**** Exercise material ****

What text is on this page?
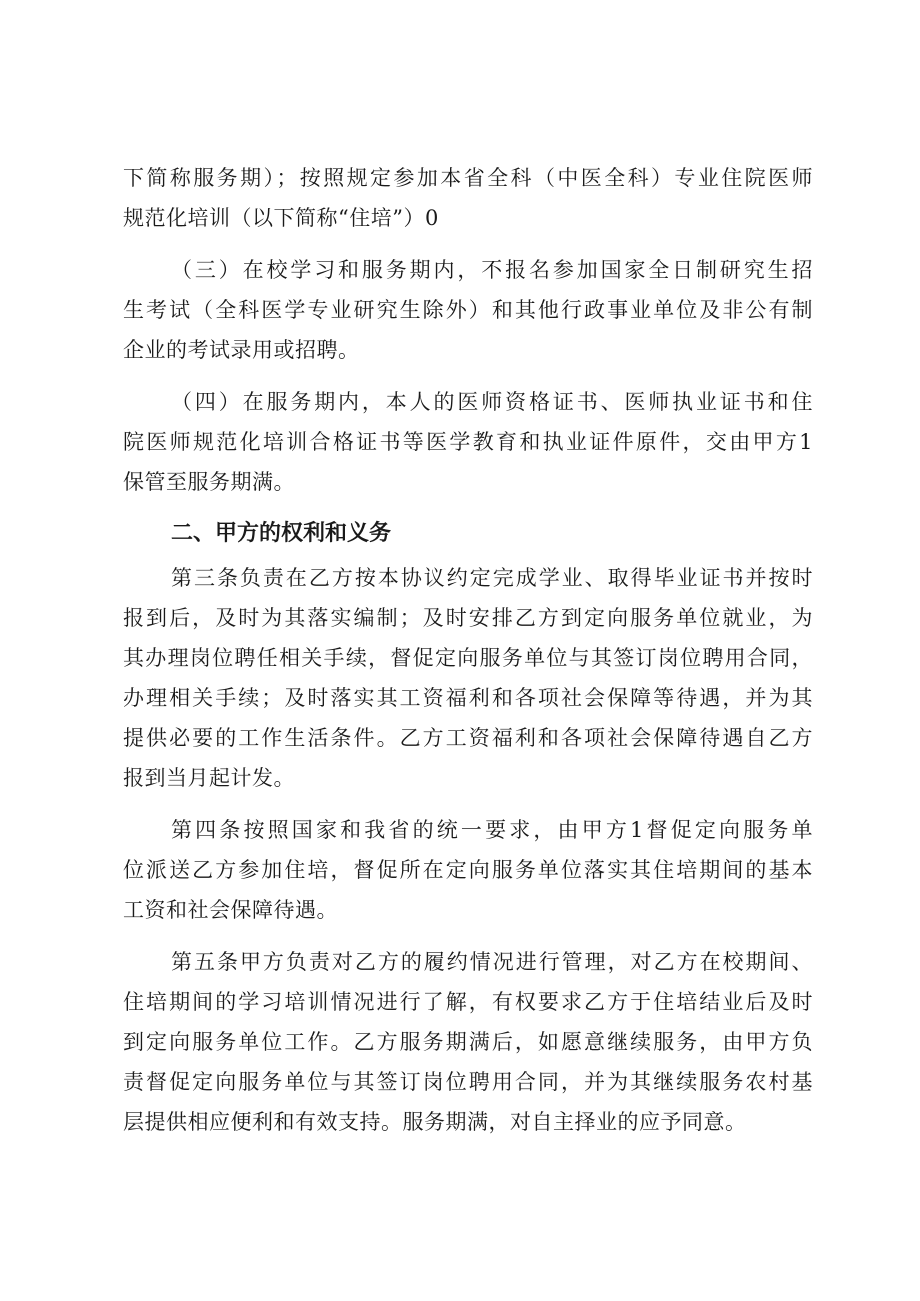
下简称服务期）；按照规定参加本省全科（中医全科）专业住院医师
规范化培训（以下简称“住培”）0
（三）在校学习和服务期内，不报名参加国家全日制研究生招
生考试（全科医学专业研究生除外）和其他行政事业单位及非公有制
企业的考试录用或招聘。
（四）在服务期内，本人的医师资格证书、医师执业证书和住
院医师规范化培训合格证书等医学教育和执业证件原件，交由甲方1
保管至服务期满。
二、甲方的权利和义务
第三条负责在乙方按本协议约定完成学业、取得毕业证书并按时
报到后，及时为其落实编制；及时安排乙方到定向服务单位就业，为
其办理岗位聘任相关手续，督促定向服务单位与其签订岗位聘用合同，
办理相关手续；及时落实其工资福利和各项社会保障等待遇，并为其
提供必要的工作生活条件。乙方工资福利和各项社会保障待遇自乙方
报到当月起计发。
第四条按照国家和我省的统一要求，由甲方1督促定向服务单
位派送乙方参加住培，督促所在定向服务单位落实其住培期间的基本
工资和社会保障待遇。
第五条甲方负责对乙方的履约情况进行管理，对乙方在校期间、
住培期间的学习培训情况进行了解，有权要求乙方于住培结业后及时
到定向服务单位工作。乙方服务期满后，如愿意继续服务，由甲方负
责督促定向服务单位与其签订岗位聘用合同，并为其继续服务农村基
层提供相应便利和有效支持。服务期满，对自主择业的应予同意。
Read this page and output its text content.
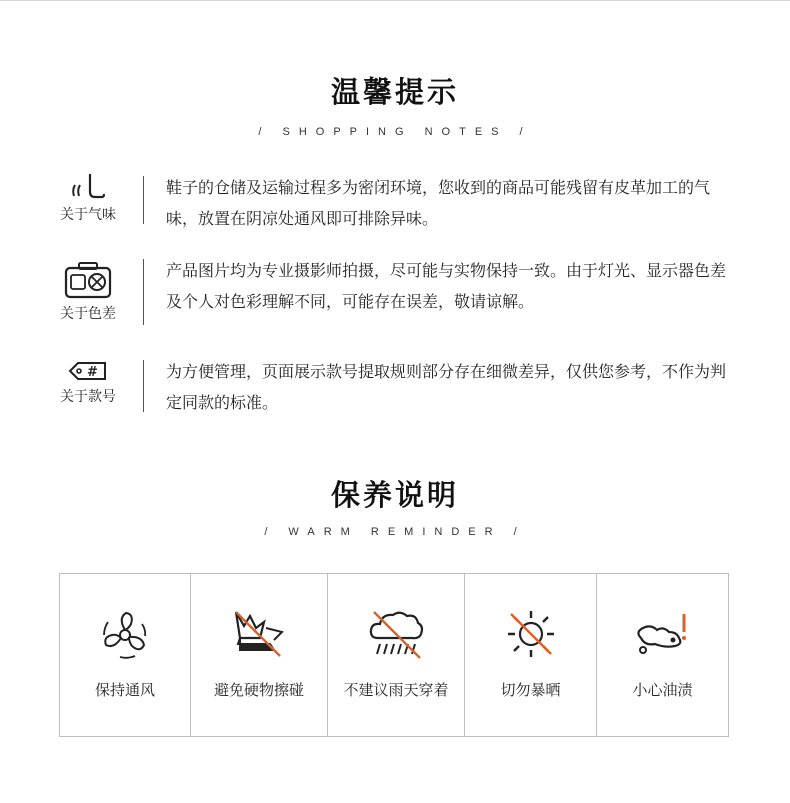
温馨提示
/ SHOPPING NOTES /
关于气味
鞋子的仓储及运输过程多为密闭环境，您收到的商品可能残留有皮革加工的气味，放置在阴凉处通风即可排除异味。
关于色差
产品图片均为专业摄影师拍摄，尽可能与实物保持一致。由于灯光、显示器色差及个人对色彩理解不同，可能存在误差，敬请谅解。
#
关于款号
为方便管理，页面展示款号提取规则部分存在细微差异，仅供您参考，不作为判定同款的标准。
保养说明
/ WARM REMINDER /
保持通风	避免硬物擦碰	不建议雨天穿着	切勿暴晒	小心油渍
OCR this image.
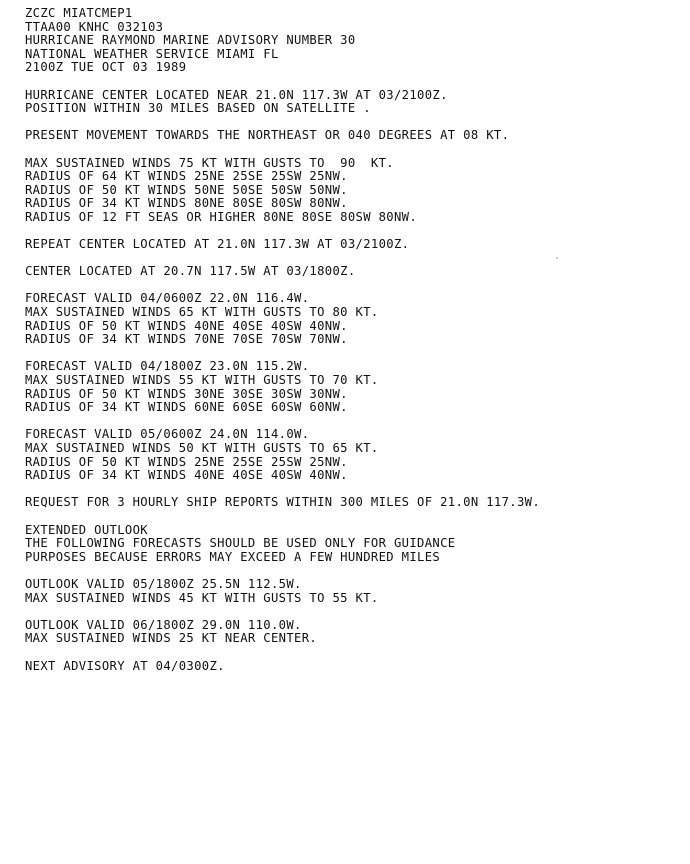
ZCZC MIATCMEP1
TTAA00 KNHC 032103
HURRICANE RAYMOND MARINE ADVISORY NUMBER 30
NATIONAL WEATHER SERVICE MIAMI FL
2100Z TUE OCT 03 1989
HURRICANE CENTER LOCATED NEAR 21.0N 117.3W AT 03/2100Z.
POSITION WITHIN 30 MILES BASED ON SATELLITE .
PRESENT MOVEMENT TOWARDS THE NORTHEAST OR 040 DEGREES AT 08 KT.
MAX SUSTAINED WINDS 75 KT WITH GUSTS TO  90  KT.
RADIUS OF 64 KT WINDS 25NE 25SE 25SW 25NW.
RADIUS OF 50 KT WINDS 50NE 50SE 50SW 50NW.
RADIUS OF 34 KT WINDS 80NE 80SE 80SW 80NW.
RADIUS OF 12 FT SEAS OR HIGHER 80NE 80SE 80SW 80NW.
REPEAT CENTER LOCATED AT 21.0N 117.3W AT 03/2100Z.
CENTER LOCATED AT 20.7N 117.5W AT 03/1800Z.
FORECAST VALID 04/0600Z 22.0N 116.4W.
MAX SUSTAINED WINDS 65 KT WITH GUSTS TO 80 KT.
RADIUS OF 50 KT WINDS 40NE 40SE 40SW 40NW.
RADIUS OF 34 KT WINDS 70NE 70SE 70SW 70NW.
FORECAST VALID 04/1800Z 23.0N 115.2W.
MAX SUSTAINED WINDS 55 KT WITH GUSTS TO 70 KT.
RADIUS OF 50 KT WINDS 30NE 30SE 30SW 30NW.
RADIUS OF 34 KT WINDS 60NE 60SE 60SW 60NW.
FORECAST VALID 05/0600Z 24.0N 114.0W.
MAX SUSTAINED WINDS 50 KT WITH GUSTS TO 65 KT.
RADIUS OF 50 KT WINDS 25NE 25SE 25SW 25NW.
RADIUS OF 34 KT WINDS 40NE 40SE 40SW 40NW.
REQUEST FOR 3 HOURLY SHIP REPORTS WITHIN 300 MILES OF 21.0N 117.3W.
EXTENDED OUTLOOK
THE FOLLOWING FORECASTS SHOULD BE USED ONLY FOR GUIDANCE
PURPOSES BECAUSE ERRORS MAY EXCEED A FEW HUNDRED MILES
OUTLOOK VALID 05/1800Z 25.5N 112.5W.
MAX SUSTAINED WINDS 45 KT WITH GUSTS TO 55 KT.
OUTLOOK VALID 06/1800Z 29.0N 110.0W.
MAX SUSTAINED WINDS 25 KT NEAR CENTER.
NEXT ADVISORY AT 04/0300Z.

****
**** Exercise material ****

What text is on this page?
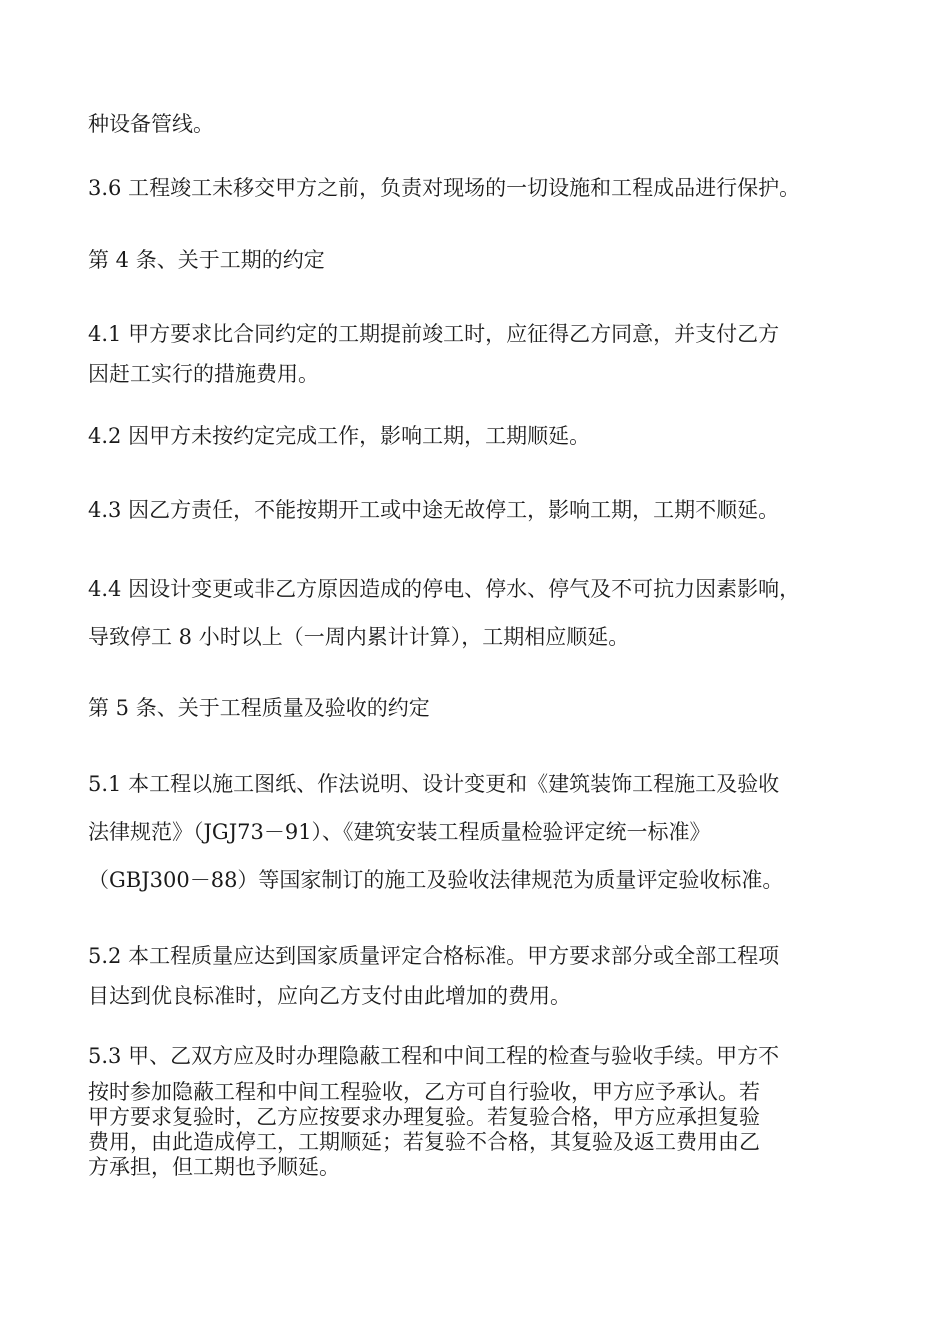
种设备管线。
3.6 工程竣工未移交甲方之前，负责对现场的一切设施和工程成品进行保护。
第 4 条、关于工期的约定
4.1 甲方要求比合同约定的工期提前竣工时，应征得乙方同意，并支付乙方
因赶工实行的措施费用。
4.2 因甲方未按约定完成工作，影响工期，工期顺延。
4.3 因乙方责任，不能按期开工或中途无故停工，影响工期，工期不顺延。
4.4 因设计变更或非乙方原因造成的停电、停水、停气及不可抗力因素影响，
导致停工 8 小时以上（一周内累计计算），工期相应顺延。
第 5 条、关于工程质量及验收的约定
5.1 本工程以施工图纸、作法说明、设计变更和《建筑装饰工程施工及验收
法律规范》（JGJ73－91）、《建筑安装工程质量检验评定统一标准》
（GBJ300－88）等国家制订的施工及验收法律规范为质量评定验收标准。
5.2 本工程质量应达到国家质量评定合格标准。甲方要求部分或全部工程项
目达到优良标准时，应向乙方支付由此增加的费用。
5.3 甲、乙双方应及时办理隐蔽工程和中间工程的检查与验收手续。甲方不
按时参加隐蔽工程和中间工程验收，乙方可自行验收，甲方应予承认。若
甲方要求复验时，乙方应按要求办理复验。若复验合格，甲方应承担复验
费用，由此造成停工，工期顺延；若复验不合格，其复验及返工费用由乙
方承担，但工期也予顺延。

****

Your objective
For the records above, state how many lines include the string "影响工期", giving the number and nothing else.

Solved problem
2